> Do this:
Please restate the following records word for word.

> Extracted data:
+--

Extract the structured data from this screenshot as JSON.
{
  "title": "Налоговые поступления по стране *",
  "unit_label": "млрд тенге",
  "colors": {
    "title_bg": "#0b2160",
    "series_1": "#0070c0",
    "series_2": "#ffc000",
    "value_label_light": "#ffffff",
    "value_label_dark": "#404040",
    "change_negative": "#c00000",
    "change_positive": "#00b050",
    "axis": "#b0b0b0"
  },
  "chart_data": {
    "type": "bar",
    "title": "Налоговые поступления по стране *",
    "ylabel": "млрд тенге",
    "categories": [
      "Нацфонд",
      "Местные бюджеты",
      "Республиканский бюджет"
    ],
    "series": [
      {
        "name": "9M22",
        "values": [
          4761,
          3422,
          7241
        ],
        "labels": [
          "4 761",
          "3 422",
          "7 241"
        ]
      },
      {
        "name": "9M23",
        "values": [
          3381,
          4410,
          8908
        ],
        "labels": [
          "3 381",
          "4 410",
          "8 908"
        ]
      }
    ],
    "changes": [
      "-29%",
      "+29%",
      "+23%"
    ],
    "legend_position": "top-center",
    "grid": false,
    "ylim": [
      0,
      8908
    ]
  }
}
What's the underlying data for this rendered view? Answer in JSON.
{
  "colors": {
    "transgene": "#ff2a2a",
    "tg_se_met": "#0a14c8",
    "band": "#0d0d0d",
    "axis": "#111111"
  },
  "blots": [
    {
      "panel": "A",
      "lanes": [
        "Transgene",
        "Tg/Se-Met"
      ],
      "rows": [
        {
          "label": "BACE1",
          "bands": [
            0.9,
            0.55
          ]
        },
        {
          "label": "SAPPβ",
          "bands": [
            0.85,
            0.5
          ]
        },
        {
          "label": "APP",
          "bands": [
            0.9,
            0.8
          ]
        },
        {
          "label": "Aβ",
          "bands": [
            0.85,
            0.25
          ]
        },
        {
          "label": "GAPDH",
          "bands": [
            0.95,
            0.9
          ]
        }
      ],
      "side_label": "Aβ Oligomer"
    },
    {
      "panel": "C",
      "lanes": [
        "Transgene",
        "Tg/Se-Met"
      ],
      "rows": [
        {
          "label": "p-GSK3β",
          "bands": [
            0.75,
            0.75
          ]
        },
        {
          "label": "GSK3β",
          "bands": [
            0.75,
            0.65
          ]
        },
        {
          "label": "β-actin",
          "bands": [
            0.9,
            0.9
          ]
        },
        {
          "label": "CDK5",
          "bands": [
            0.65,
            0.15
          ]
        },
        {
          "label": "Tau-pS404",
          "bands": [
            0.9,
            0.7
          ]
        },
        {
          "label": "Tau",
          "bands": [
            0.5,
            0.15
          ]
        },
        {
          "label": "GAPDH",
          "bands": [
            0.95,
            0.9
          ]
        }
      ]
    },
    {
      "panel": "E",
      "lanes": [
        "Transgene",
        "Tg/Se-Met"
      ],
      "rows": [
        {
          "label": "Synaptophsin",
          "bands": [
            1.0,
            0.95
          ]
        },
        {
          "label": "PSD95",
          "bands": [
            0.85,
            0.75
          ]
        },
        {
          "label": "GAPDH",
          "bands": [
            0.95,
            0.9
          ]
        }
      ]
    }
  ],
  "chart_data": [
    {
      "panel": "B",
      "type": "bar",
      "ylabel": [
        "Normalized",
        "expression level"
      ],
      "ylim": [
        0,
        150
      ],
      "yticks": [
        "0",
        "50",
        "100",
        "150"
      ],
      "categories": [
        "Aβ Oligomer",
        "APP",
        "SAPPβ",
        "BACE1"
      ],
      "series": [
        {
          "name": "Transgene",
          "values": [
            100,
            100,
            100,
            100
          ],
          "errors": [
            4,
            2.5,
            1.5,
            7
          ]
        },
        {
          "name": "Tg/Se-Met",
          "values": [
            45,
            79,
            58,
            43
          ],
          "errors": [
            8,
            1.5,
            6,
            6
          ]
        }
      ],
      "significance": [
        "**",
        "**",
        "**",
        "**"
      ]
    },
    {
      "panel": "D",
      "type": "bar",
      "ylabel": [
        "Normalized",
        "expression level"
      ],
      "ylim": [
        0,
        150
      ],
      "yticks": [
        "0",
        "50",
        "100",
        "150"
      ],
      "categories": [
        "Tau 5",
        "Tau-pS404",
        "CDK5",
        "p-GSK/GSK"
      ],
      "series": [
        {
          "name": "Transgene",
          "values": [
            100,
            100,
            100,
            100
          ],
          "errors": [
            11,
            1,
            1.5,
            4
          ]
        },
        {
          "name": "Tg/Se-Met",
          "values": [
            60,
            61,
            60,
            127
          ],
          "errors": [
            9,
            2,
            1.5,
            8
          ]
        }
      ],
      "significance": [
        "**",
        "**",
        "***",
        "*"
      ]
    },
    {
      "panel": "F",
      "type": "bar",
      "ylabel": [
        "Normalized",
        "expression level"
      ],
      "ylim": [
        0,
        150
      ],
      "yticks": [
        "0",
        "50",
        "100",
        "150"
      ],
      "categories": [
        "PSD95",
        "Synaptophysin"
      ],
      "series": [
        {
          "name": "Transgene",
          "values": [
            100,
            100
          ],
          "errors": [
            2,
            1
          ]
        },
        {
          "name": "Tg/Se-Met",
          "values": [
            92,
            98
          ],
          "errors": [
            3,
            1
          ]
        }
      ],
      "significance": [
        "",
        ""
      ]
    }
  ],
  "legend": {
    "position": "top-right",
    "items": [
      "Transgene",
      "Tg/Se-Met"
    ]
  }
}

+--

> Exercise output:
Extract the structured data from this screenshot as JSON.
{
  "title": "Налоговые поступления по стране *",
  "unit_label": "млрд тенге",
  "colors": {
    "title_bg": "#0b2160",
    "series_1": "#0070c0",
    "series_2": "#ffc000",
    "value_label_light": "#ffffff",
    "value_label_dark": "#404040",
    "change_negative": "#c00000",
    "change_positive": "#00b050",
    "axis": "#b0b0b0"
  },
  "chart_data": {
    "type": "bar",
    "title": "Налоговые поступления по стране *",
    "ylabel": "млрд тенге",
    "categories": [
      "Нацфонд",
      "Местные бюджеты",
      "Республиканский бюджет"
    ],
    "series": [
      {
        "name": "9M22",
        "values": [
          4761,
          3422,
          7241
        ],
        "labels": [
          "4 761",
          "3 422",
          "7 241"
        ]
      },
      {
        "name": "9M23",
        "values": [
          3381,
          4410,
          8908
        ],
        "labels": [
          "3 381",
          "4 410",
          "8 908"
        ]
      }
    ],
    "changes": [
      "-29%",
      "+29%",
      "+23%"
    ],
    "legend_position": "top-center",
    "grid": false,
    "ylim": [
      0,
      8908
    ]
  }
}
What's the underlying data for this rendered view? Answer in JSON.
{
  "colors": {
    "transgene": "#ff2a2a",
    "tg_se_met": "#0a14c8",
    "band": "#0d0d0d",
    "axis": "#111111"
  },
  "blots": [
    {
      "panel": "A",
      "lanes": [
        "Transgene",
        "Tg/Se-Met"
      ],
      "rows": [
        {
          "label": "BACE1",
          "bands": [
            0.9,
            0.55
          ]
        },
        {
          "label": "SAPPβ",
          "bands": [
            0.85,
            0.5
          ]
        },
        {
          "label": "APP",
          "bands": [
            0.9,
            0.8
          ]
        },
        {
          "label": "Aβ",
          "bands": [
            0.85,
            0.25
          ]
        },
        {
          "label": "GAPDH",
          "bands": [
            0.95,
            0.9
          ]
        }
      ],
      "side_label": "Aβ Oligomer"
    },
    {
      "panel": "C",
      "lanes": [
        "Transgene",
        "Tg/Se-Met"
      ],
      "rows": [
        {
          "label": "p-GSK3β",
          "bands": [
            0.75,
            0.75
          ]
        },
        {
          "label": "GSK3β",
          "bands": [
            0.75,
            0.65
          ]
        },
        {
          "label": "β-actin",
          "bands": [
            0.9,
            0.9
          ]
        },
        {
          "label": "CDK5",
          "bands": [
            0.65,
            0.15
          ]
        },
        {
          "label": "Tau-pS404",
          "bands": [
            0.9,
            0.7
          ]
        },
        {
          "label": "Tau",
          "bands": [
            0.5,
            0.15
          ]
        },
        {
          "label": "GAPDH",
          "bands": [
            0.95,
            0.9
          ]
        }
      ]
    },
    {
      "panel": "E",
      "lanes": [
        "Transgene",
        "Tg/Se-Met"
      ],
      "rows": [
        {
          "label": "Synaptophsin",
          "bands": [
            1.0,
            0.95
          ]
        },
        {
          "label": "PSD95",
          "bands": [
            0.85,
            0.75
          ]
        },
        {
          "label": "GAPDH",
          "bands": [
            0.95,
            0.9
          ]
        }
      ]
    }
  ],
  "chart_data": [
    {
      "panel": "B",
      "type": "bar",
      "ylabel": [
        "Normalized",
        "expression level"
      ],
      "ylim": [
        0,
        150
      ],
      "yticks": [
        "0",
        "50",
        "100",
        "150"
      ],
      "categories": [
        "Aβ Oligomer",
        "APP",
        "SAPPβ",
        "BACE1"
      ],
      "series": [
        {
          "name": "Transgene",
          "values": [
            100,
            100,
            100,
            100
          ],
          "errors": [
            4,
            2.5,
            1.5,
            7
          ]
        },
        {
          "name": "Tg/Se-Met",
          "values": [
            45,
            79,
            58,
            43
          ],
          "errors": [
            8,
            1.5,
            6,
            6
          ]
        }
      ],
      "significance": [
        "**",
        "**",
        "**",
        "**"
      ]
    },
    {
      "panel": "D",
      "type": "bar",
      "ylabel": [
        "Normalized",
        "expression level"
      ],
      "ylim": [
        0,
        150
      ],
      "yticks": [
        "0",
        "50",
        "100",
        "150"
      ],
      "categories": [
        "Tau 5",
        "Tau-pS404",
        "CDK5",
        "p-GSK/GSK"
      ],
      "series": [
        {
          "name": "Transgene",
          "values": [
            100,
            100,
            100,
            100
          ],
          "errors": [
            11,
            1,
            1.5,
            4
          ]
        },
        {
          "name": "Tg/Se-Met",
          "values": [
            60,
            61,
            60,
            127
          ],
          "errors": [
            9,
            2,
            1.5,
            8
          ]
        }
      ],
      "significance": [
        "**",
        "**",
        "***",
        "*"
      ]
    },
    {
      "panel": "F",
      "type": "bar",
      "ylabel": [
        "Normalized",
        "expression level"
      ],
      "ylim": [
        0,
        150
      ],
      "yticks": [
        "0",
        "50",
        "100",
        "150"
      ],
      "categories": [
        "PSD95",
        "Synaptophysin"
      ],
      "series": [
        {
          "name": "Transgene",
          "values": [
            100,
            100
          ],
          "errors": [
            2,
            1
          ]
        },
        {
          "name": "Tg/Se-Met",
          "values": [
            92,
            98
          ],
          "errors": [
            3,
            1
          ]
        }
      ],
      "significance": [
        "",
        ""
      ]
    }
  ],
  "legend": {
    "position": "top-right",
    "items": [
      "Transgene",
      "Tg/Se-Met"
    ]
  }
}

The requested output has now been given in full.